Items listed in a dataset
━━━━
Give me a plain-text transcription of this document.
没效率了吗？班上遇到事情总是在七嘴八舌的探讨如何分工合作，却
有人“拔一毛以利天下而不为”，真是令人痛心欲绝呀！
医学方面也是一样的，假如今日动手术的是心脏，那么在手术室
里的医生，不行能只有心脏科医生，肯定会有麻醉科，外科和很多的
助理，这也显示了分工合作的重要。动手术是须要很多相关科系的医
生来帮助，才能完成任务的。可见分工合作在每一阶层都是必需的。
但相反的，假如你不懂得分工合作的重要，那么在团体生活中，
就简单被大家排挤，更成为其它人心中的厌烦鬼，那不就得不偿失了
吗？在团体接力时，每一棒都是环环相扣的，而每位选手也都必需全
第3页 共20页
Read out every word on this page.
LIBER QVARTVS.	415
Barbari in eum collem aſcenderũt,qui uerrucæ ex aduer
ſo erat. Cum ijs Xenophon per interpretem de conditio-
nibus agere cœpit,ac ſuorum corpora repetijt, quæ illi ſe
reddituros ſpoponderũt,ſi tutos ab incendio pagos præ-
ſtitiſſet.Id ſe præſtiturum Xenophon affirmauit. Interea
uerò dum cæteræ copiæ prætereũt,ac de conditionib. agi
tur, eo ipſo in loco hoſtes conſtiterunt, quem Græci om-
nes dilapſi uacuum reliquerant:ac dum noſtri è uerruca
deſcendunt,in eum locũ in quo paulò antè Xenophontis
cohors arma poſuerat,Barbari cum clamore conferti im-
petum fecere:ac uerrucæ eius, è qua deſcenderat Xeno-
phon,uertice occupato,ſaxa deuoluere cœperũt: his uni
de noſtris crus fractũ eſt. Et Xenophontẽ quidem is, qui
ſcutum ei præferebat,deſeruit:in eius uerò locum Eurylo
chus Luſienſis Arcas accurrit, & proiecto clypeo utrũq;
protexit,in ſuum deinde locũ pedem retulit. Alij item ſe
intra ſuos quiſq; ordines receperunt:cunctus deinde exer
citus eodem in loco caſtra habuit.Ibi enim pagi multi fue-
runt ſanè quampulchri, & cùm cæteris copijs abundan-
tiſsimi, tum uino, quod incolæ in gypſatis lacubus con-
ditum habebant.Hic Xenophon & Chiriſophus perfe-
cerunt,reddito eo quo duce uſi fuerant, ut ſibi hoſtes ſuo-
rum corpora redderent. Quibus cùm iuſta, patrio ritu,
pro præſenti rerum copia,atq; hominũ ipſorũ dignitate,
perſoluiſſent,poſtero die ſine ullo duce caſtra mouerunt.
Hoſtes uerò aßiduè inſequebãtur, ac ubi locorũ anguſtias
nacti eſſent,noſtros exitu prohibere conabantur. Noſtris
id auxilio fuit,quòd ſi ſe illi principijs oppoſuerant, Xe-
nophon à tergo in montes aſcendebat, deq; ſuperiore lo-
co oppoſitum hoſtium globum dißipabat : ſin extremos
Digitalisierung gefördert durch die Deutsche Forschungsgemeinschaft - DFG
━━━━
### Directions:
Each entry above is to be printed again exactly.

### Result of this task:
Give me a plain-text transcription of this document.
没效率了吗？班上遇到事情总是在七嘴八舌的探讨如何分工合作，却
有人“拔一毛以利天下而不为”，真是令人痛心欲绝呀！
医学方面也是一样的，假如今日动手术的是心脏，那么在手术室
里的医生，不行能只有心脏科医生，肯定会有麻醉科，外科和很多的
助理，这也显示了分工合作的重要。动手术是须要很多相关科系的医
生来帮助，才能完成任务的。可见分工合作在每一阶层都是必需的。
但相反的，假如你不懂得分工合作的重要，那么在团体生活中，
就简单被大家排挤，更成为其它人心中的厌烦鬼，那不就得不偿失了
吗？在团体接力时，每一棒都是环环相扣的，而每位选手也都必需全
第3页 共20页
Read out every word on this page.
LIBER QVARTVS.	415
Barbari in eum collem aſcenderũt,qui uerrucæ ex aduer
ſo erat. Cum ijs Xenophon per interpretem de conditio-
nibus agere cœpit,ac ſuorum corpora repetijt, quæ illi ſe
reddituros ſpoponderũt,ſi tutos ab incendio pagos præ-
ſtitiſſet.Id ſe præſtiturum Xenophon affirmauit. Interea
uerò dum cæteræ copiæ prætereũt,ac de conditionib. agi
tur, eo ipſo in loco hoſtes conſtiterunt, quem Græci om-
nes dilapſi uacuum reliquerant:ac dum noſtri è uerruca
deſcendunt,in eum locũ in quo paulò antè Xenophontis
cohors arma poſuerat,Barbari cum clamore conferti im-
petum fecere:ac uerrucæ eius, è qua deſcenderat Xeno-
phon,uertice occupato,ſaxa deuoluere cœperũt: his uni
de noſtris crus fractũ eſt. Et Xenophontẽ quidem is, qui
ſcutum ei præferebat,deſeruit:in eius uerò locum Eurylo
chus Luſienſis Arcas accurrit, & proiecto clypeo utrũq;
protexit,in ſuum deinde locũ pedem retulit. Alij item ſe
intra ſuos quiſq; ordines receperunt:cunctus deinde exer
citus eodem in loco caſtra habuit.Ibi enim pagi multi fue-
runt ſanè quampulchri, & cùm cæteris copijs abundan-
tiſsimi, tum uino, quod incolæ in gypſatis lacubus con-
ditum habebant.Hic Xenophon & Chiriſophus perfe-
cerunt,reddito eo quo duce uſi fuerant, ut ſibi hoſtes ſuo-
rum corpora redderent. Quibus cùm iuſta, patrio ritu,
pro præſenti rerum copia,atq; hominũ ipſorũ dignitate,
perſoluiſſent,poſtero die ſine ullo duce caſtra mouerunt.
Hoſtes uerò aßiduè inſequebãtur, ac ubi locorũ anguſtias
nacti eſſent,noſtros exitu prohibere conabantur. Noſtris
id auxilio fuit,quòd ſi ſe illi principijs oppoſuerant, Xe-
nophon à tergo in montes aſcendebat, deq; ſuperiore lo-
co oppoſitum hoſtium globum dißipabat : ſin extremos
Digitalisierung gefördert durch die Deutsche Forschungsgemeinschaft - DFG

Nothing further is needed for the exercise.